>> START GIVEN DATA

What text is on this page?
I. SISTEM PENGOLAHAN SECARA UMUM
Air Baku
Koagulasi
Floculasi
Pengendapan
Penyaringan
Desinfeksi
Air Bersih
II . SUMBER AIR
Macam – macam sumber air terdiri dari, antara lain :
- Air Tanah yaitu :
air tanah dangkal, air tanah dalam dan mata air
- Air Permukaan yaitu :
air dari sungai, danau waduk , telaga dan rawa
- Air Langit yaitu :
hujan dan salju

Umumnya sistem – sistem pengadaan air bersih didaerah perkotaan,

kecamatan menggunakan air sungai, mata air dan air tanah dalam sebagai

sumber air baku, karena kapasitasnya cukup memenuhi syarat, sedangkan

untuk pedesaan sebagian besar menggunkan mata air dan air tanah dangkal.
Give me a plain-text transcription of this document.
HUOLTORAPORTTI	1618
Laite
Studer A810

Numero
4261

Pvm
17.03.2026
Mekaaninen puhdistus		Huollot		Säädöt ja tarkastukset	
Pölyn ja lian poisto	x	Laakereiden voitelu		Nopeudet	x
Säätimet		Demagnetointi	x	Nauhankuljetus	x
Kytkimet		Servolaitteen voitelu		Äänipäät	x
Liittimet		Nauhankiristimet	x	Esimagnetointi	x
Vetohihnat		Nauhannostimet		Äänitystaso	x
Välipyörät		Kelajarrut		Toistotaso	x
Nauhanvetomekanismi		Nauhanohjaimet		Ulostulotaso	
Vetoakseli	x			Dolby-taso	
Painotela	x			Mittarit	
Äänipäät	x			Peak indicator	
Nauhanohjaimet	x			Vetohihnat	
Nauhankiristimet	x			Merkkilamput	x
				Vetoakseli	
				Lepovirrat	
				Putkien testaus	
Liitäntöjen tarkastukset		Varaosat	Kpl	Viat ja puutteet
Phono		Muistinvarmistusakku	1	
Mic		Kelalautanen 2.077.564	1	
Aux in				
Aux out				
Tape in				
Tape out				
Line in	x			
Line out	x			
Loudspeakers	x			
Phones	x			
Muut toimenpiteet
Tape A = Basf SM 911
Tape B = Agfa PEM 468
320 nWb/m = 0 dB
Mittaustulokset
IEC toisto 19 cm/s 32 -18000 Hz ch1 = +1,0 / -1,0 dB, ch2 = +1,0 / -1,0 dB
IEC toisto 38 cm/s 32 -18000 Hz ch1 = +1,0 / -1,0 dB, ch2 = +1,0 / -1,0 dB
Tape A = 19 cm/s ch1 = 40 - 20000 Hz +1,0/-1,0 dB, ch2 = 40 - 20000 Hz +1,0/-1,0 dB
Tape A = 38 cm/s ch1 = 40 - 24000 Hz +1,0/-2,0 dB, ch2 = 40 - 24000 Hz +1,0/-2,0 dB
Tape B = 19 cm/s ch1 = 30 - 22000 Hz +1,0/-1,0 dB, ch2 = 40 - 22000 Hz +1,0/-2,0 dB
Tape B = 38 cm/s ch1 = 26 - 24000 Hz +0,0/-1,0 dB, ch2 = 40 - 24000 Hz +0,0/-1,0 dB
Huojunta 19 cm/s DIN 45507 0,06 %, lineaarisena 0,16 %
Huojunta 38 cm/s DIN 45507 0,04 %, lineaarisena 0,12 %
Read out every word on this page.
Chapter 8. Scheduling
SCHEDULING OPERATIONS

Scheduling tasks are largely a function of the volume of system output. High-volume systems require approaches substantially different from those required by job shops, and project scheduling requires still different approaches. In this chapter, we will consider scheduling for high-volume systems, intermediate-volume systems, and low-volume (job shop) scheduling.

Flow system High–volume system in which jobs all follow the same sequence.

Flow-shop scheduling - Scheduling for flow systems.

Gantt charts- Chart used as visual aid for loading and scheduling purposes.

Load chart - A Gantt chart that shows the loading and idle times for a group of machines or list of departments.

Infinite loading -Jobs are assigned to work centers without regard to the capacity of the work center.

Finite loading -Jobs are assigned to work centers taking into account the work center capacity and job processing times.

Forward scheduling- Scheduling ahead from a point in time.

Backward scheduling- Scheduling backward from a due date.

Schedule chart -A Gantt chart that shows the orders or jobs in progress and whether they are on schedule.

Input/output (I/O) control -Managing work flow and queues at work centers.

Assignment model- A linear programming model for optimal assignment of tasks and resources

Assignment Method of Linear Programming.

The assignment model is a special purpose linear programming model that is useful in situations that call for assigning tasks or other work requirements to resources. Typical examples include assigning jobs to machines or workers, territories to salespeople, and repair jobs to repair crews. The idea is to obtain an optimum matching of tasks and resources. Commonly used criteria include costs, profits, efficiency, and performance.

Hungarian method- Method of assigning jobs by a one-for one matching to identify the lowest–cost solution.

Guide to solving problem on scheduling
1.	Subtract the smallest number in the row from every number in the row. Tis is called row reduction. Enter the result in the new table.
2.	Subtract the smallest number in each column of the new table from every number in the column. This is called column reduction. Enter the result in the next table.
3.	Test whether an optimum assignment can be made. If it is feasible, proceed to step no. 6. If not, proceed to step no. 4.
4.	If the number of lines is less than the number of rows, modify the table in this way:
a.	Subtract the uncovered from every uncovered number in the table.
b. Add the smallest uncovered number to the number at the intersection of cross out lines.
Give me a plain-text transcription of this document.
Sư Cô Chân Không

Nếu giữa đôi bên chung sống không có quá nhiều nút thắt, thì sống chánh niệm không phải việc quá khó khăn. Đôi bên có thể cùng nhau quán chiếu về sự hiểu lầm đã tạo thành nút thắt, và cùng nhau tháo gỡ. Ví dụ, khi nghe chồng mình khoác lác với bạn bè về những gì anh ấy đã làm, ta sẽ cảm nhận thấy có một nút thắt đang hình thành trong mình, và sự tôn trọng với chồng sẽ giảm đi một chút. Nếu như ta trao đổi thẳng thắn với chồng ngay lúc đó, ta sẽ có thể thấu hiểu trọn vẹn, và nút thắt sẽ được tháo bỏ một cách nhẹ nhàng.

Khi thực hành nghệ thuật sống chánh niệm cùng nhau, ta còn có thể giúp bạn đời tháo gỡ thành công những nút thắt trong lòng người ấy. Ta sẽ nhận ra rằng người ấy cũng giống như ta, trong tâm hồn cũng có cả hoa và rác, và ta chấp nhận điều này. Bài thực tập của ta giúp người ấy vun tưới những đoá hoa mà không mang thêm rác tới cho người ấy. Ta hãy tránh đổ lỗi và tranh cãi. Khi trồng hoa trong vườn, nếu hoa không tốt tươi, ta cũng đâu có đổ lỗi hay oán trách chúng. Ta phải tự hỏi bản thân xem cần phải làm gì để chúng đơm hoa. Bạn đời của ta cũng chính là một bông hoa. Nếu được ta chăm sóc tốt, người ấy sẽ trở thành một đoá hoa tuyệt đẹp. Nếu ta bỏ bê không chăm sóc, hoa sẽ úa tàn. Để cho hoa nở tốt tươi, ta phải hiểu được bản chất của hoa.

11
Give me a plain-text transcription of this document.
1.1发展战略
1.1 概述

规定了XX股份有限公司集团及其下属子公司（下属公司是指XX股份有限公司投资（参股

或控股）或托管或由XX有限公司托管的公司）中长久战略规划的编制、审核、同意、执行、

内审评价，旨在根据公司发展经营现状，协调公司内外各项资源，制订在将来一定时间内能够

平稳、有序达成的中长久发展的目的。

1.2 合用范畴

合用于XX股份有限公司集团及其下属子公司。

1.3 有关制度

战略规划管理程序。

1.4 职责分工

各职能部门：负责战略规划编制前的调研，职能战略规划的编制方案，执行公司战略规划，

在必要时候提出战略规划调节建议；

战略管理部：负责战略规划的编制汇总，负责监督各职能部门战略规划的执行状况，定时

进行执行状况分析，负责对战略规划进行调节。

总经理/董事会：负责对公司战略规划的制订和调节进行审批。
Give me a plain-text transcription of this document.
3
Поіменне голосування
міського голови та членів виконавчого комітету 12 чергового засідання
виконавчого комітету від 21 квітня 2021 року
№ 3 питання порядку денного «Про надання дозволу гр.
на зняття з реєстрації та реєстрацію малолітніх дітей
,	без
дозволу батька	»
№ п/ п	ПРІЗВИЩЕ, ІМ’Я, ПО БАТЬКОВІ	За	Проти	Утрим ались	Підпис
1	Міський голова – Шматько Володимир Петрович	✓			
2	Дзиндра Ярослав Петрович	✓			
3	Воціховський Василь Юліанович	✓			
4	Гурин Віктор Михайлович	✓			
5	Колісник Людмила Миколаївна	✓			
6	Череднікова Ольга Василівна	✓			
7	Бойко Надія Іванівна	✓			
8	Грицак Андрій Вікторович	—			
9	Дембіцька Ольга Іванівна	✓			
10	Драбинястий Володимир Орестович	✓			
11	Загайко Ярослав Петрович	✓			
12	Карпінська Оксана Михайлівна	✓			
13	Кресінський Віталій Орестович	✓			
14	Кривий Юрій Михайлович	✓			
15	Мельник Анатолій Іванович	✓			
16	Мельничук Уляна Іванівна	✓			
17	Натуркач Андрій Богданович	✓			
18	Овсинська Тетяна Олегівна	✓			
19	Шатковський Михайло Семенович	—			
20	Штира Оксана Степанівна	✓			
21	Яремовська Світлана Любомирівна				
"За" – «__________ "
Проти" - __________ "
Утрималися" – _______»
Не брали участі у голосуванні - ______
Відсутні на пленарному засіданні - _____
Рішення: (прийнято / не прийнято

>> END GIVEN DATA

Lines of the material that contain the word "whether" are to be gathered.

THE ANSWER:
Schedule chart -A Gantt chart that shows the orders or jobs in progress and whether they are on schedule.
3.	Test whether an optimum assignment can be made. If it is feasible, proceed to step no. 6. If not, proceed to step no. 4.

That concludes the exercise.